Omit all images, then return the remaining material exactly as it stands.

Collected data entries:

▼

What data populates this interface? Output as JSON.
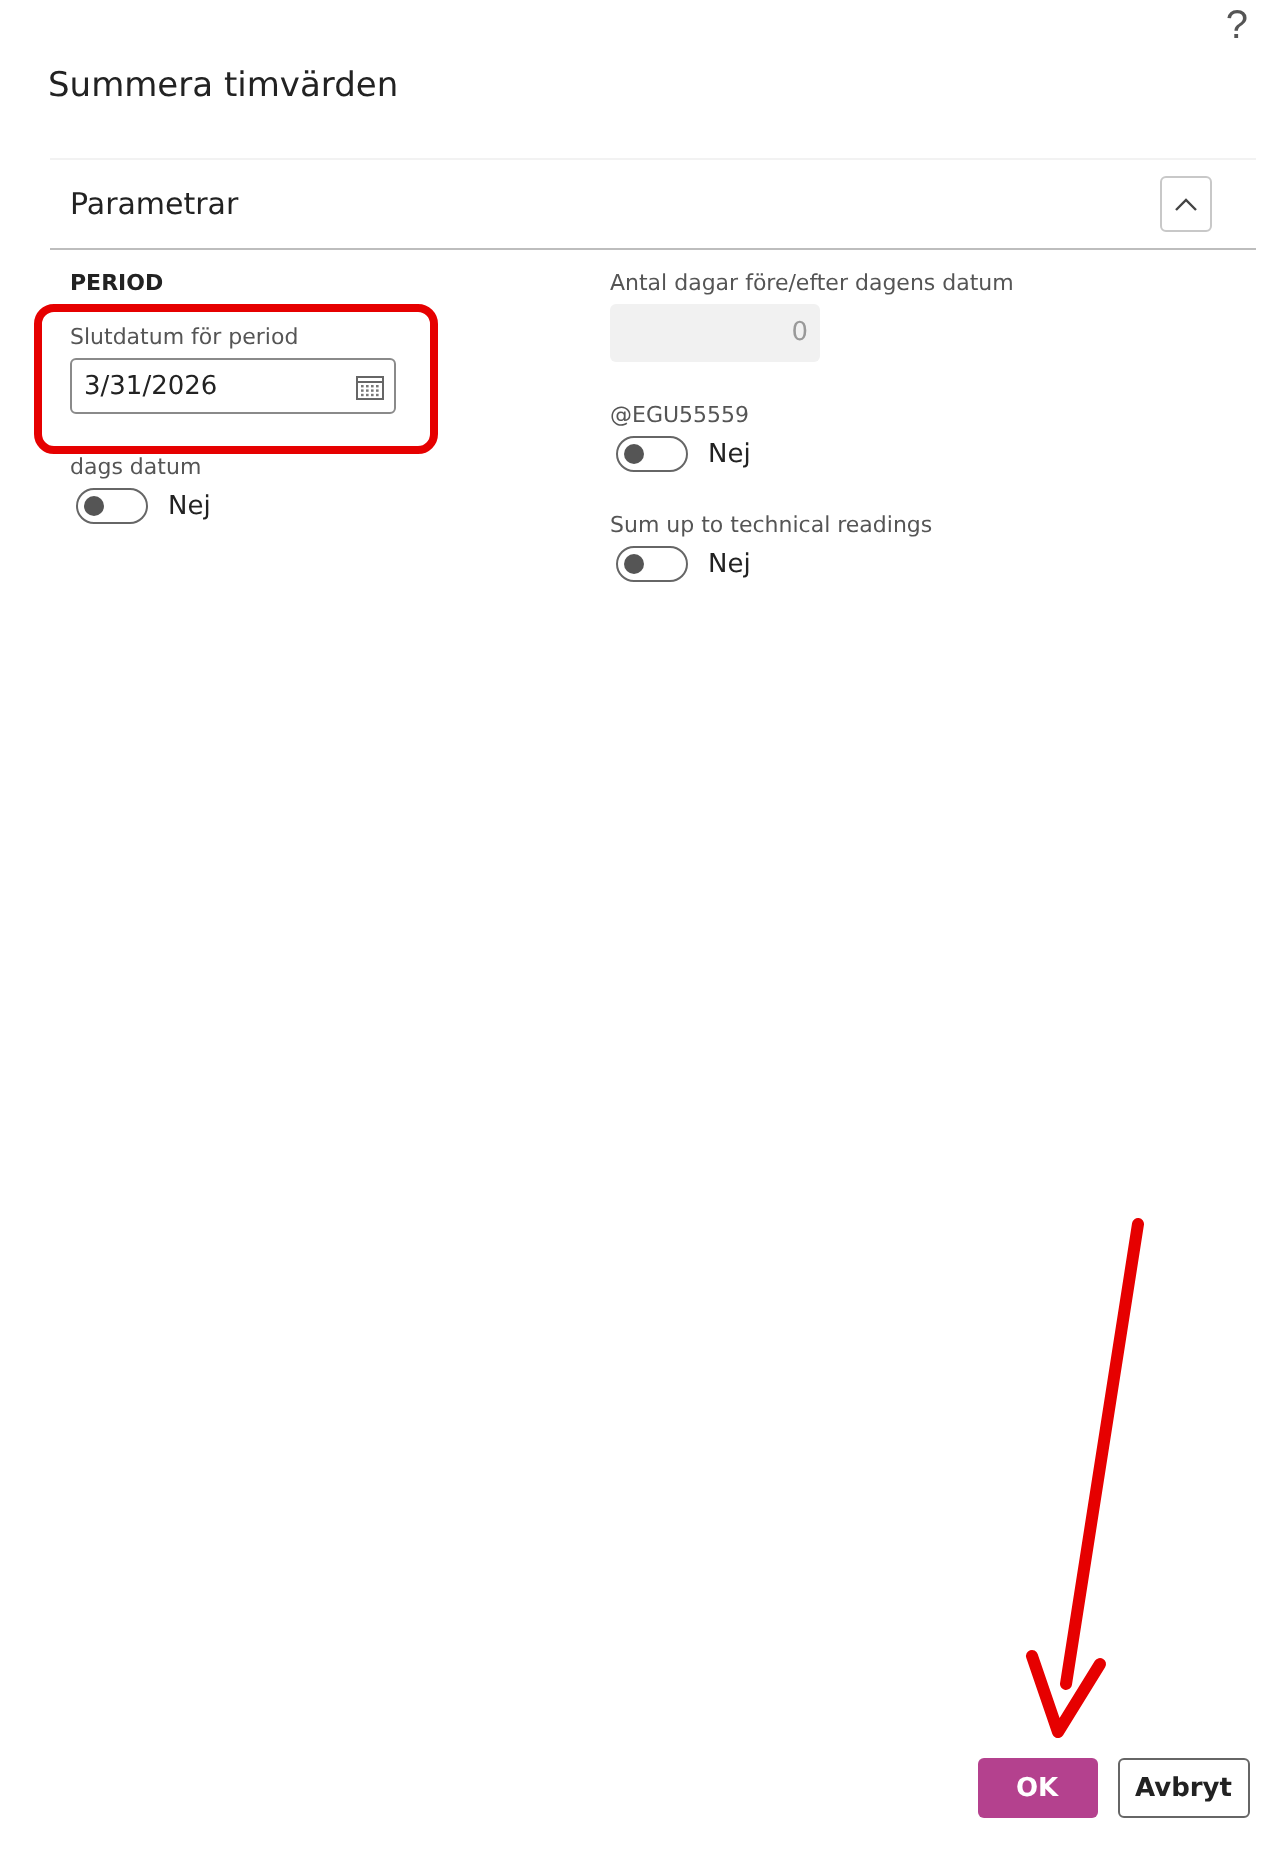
{
  "help": "?",
  "title": "Summera timvärden",
  "section": {
    "title": "Parametrar",
    "expanded": true
  },
  "left": {
    "group": "PERIOD",
    "fields": [
      {
        "kind": "date",
        "label": "Slutdatum för period",
        "value": "3/31/2026",
        "highlighted": true
      },
      {
        "kind": "toggle",
        "label": "dags datum",
        "on": false,
        "state_text": "Nej"
      }
    ]
  },
  "right": {
    "fields": [
      {
        "kind": "number",
        "label": "Antal dagar före/efter dagens datum",
        "value": "0",
        "disabled": true
      },
      {
        "kind": "toggle",
        "label": "@EGU55559",
        "on": false,
        "state_text": "Nej"
      },
      {
        "kind": "toggle",
        "label": "Sum up to technical readings",
        "on": false,
        "state_text": "Nej"
      }
    ]
  },
  "buttons": [
    {
      "label": "OK",
      "primary": true
    },
    {
      "label": "Avbryt",
      "primary": false
    }
  ],
  "annotation": {
    "arrow": true
  }
}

▲

§ **WORKED SOLUTION**:
What data populates this interface? Output as JSON.
{
  "help": "?",
  "title": "Summera timvärden",
  "section": {
    "title": "Parametrar",
    "expanded": true
  },
  "left": {
    "group": "PERIOD",
    "fields": [
      {
        "kind": "date",
        "label": "Slutdatum för period",
        "value": "3/31/2026",
        "highlighted": true
      },
      {
        "kind": "toggle",
        "label": "dags datum",
        "on": false,
        "state_text": "Nej"
      }
    ]
  },
  "right": {
    "fields": [
      {
        "kind": "number",
        "label": "Antal dagar före/efter dagens datum",
        "value": "0",
        "disabled": true
      },
      {
        "kind": "toggle",
        "label": "@EGU55559",
        "on": false,
        "state_text": "Nej"
      },
      {
        "kind": "toggle",
        "label": "Sum up to technical readings",
        "on": false,
        "state_text": "Nej"
      }
    ]
  },
  "buttons": [
    {
      "label": "OK",
      "primary": true
    },
    {
      "label": "Avbryt",
      "primary": false
    }
  ],
  "annotation": {
    "arrow": true
  }
}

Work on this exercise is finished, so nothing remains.